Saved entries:
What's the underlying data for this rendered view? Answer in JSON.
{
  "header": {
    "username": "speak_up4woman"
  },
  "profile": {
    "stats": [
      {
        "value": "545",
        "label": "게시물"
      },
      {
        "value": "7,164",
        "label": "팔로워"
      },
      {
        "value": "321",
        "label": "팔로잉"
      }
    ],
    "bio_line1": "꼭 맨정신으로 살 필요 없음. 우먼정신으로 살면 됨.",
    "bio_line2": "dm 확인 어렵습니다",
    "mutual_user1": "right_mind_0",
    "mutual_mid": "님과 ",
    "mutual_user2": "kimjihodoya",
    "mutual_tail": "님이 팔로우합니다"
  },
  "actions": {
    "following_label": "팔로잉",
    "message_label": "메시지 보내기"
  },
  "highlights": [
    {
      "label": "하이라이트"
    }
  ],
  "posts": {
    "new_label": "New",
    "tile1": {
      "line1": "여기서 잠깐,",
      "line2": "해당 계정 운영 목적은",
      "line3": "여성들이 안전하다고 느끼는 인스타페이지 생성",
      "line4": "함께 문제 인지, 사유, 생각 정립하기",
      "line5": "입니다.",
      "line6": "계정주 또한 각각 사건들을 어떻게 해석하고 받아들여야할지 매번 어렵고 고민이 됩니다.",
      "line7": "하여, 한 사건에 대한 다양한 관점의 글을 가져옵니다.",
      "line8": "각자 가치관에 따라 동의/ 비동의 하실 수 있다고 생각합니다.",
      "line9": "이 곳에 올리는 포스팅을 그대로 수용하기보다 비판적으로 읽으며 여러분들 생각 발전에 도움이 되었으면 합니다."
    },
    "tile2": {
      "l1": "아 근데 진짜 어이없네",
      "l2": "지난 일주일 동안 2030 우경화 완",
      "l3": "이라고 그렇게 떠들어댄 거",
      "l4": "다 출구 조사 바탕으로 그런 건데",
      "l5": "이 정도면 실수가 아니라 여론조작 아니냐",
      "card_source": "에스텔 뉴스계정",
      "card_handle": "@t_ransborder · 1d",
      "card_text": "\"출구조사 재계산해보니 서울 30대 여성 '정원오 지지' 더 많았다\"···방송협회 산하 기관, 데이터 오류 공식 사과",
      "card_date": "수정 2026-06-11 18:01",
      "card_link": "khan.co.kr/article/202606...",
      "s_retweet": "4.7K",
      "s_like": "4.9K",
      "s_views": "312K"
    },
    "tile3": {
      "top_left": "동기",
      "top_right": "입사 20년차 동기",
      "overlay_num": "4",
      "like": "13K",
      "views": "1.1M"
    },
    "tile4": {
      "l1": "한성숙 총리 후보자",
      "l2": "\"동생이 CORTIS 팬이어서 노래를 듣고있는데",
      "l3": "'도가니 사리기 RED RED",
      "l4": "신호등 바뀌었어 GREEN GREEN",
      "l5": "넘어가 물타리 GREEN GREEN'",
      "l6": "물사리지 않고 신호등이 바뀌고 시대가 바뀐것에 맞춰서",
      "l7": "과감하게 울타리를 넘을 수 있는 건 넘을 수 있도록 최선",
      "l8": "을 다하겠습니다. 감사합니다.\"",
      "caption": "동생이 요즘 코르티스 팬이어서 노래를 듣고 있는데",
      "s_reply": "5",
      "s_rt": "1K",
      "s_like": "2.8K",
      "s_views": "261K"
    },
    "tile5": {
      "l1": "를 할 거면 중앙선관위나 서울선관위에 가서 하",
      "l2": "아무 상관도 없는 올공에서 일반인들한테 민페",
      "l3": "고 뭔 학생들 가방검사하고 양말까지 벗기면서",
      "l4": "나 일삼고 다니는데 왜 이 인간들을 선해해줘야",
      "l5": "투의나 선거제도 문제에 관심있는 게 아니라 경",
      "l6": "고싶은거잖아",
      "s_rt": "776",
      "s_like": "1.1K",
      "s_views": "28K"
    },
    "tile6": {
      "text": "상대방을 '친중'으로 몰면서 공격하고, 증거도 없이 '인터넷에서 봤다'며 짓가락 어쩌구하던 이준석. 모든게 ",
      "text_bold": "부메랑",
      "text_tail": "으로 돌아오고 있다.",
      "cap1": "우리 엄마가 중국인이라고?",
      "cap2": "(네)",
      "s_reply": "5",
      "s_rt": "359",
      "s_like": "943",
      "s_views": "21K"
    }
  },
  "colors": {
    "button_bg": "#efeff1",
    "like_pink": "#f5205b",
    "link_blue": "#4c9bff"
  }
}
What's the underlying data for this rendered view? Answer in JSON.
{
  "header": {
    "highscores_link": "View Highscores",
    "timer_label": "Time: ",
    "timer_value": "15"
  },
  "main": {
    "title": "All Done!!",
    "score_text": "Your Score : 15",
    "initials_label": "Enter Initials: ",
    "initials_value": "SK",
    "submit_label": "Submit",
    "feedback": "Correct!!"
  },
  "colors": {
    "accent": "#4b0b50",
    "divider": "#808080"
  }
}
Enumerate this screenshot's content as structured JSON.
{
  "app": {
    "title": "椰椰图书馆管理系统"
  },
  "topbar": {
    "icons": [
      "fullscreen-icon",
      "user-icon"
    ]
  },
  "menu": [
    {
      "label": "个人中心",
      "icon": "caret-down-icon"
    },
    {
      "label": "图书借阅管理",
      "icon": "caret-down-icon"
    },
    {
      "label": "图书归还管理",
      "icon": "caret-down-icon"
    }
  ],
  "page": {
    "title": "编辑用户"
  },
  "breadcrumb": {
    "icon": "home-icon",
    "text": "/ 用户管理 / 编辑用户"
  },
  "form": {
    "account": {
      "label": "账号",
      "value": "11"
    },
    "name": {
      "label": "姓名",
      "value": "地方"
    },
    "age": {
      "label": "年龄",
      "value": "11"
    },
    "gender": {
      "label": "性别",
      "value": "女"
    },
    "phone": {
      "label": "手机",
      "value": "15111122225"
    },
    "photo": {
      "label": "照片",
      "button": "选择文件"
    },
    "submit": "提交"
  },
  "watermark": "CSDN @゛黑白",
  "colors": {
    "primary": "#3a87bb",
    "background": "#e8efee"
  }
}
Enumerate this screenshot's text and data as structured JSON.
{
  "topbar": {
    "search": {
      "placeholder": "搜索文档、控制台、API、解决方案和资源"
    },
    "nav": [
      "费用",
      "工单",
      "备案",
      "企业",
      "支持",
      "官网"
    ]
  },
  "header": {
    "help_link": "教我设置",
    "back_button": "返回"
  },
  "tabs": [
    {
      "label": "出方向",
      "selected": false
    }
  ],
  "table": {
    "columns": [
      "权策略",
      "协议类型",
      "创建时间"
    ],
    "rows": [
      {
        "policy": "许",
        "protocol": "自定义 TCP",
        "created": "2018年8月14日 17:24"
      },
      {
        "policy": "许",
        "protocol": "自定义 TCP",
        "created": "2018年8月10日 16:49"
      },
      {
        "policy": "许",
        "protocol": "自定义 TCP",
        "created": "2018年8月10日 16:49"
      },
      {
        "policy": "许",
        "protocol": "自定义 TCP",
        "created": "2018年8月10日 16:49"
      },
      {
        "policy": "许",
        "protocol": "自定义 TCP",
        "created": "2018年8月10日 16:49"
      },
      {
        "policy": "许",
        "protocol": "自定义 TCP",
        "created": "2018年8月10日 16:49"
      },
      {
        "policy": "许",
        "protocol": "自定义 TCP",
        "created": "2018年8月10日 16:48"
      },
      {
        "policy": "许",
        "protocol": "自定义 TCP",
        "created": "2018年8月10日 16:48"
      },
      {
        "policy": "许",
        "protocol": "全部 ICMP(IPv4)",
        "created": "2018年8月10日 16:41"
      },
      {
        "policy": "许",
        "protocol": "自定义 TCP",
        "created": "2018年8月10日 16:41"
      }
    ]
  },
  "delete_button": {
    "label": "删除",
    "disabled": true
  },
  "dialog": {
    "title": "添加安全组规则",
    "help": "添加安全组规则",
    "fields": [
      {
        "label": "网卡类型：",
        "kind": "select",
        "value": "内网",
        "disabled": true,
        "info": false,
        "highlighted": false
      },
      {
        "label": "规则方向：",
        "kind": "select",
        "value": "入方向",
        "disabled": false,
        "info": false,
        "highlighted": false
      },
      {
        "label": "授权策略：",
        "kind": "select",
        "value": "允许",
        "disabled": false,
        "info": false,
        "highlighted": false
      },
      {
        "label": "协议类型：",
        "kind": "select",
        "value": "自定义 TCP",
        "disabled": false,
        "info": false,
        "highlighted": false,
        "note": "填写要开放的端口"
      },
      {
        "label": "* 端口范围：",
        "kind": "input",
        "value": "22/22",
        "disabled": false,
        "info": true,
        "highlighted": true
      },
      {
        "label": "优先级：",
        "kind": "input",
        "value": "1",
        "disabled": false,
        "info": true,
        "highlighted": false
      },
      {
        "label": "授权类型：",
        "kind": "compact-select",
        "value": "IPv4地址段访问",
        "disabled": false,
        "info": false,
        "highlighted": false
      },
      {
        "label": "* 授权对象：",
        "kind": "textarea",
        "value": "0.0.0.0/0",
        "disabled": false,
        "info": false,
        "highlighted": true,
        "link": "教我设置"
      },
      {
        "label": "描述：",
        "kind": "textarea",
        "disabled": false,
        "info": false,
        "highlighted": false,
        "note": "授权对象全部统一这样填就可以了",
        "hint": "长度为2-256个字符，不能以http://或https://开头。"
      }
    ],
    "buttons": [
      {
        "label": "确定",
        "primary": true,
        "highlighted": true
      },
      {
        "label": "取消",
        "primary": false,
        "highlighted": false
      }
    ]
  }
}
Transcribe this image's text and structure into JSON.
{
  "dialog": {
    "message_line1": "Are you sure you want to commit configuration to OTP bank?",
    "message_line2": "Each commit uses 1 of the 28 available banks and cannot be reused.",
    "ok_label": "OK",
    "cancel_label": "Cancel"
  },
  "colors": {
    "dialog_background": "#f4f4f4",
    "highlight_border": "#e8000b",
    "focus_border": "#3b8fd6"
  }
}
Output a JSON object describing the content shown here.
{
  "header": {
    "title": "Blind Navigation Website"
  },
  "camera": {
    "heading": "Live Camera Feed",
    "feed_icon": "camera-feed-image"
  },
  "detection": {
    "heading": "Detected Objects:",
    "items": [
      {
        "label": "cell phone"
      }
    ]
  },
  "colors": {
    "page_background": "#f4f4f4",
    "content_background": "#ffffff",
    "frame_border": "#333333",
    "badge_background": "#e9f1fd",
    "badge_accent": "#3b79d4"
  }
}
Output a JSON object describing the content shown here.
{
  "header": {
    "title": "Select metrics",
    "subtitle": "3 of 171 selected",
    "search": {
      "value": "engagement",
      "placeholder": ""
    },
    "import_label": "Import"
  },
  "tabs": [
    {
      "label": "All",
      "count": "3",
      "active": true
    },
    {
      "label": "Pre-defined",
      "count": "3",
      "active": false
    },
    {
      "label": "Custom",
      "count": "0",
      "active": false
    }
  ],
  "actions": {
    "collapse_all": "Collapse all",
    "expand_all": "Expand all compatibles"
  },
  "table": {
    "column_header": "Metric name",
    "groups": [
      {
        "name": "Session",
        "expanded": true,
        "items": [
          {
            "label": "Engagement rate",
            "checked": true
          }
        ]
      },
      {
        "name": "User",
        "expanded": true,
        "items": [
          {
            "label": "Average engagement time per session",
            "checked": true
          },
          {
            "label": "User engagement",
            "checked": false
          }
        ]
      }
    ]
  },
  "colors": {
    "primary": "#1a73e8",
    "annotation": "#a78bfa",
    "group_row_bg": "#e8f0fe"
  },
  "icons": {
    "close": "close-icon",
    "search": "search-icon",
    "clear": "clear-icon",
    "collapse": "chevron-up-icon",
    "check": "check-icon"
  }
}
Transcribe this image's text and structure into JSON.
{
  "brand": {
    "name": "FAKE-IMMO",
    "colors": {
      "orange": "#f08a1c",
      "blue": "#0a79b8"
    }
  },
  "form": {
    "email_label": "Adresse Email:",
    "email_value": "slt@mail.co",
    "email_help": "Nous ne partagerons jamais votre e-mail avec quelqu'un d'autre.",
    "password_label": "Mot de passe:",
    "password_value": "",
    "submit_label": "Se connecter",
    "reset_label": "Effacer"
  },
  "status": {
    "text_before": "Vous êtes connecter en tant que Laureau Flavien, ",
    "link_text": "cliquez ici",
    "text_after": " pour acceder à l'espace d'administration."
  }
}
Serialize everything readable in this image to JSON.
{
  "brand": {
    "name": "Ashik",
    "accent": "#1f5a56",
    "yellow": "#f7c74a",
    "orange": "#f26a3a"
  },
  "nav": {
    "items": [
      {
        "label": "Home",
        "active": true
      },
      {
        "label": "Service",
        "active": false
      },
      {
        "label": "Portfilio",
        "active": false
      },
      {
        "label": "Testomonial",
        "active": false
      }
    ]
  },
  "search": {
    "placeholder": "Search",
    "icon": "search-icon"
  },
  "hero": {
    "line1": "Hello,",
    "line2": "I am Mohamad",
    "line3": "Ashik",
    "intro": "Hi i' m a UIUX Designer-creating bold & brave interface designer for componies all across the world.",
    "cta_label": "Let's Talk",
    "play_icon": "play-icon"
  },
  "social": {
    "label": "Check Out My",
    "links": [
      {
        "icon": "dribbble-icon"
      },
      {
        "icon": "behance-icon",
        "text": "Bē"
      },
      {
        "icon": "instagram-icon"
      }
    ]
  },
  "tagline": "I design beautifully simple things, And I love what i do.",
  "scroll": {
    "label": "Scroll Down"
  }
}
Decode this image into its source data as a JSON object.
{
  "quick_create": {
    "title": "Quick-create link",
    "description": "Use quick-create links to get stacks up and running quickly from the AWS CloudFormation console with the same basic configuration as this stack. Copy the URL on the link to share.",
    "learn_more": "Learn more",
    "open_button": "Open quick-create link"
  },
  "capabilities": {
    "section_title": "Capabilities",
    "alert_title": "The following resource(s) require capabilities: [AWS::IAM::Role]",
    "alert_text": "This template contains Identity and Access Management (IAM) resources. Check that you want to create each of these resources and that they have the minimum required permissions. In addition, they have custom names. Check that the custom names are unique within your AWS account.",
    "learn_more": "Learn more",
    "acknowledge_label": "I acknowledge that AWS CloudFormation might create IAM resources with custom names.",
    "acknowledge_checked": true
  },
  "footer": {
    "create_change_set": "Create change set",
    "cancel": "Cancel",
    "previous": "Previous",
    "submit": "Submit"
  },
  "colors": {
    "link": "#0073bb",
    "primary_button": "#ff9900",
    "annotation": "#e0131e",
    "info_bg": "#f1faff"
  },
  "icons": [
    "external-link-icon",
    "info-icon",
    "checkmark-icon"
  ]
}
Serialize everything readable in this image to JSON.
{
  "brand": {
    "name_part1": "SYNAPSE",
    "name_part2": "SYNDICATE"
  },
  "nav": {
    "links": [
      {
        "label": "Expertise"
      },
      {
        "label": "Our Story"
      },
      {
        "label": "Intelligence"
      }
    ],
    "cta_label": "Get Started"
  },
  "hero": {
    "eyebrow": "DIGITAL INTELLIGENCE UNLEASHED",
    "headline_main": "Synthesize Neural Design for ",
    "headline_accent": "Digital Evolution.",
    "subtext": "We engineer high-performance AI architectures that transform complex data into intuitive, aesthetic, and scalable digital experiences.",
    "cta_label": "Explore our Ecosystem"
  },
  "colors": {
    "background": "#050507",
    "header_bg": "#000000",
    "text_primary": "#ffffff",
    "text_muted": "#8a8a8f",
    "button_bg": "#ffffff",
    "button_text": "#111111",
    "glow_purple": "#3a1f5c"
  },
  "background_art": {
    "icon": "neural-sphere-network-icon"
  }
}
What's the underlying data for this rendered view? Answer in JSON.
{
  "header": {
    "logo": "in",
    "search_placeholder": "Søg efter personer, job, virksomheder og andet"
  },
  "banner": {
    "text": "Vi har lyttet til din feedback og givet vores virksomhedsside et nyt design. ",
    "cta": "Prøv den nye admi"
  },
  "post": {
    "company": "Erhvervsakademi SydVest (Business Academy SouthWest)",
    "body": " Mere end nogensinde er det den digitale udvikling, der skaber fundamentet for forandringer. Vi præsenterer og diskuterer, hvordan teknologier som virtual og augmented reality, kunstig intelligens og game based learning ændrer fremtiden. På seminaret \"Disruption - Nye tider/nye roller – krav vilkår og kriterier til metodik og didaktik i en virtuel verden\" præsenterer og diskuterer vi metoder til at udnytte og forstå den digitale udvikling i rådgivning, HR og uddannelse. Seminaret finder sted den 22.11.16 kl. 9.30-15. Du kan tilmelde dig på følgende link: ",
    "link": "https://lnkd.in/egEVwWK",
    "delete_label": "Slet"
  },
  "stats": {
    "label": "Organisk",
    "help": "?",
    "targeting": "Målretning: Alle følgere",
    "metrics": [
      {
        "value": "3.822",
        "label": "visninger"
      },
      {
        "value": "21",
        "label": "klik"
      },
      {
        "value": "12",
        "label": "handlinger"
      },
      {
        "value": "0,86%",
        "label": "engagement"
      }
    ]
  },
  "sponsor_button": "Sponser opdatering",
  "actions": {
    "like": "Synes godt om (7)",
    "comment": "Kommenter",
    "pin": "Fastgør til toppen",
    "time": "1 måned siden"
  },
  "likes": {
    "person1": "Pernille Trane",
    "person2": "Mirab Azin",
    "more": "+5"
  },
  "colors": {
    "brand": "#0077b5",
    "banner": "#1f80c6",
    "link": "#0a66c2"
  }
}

*Task to carry out:*
Wherever the word "into" occurs in a line of the listing, copy that line.

*Solution for this exercise:*
Transcribe this image's text and structure into JSON.
Transcribe this image's text and structure into JSON.
Decode this image into its source data as a JSON object.
    "subtext": "We engineer high-performance AI architectures that transform complex data into intuitive, aesthetic, and scalable digital experiences.",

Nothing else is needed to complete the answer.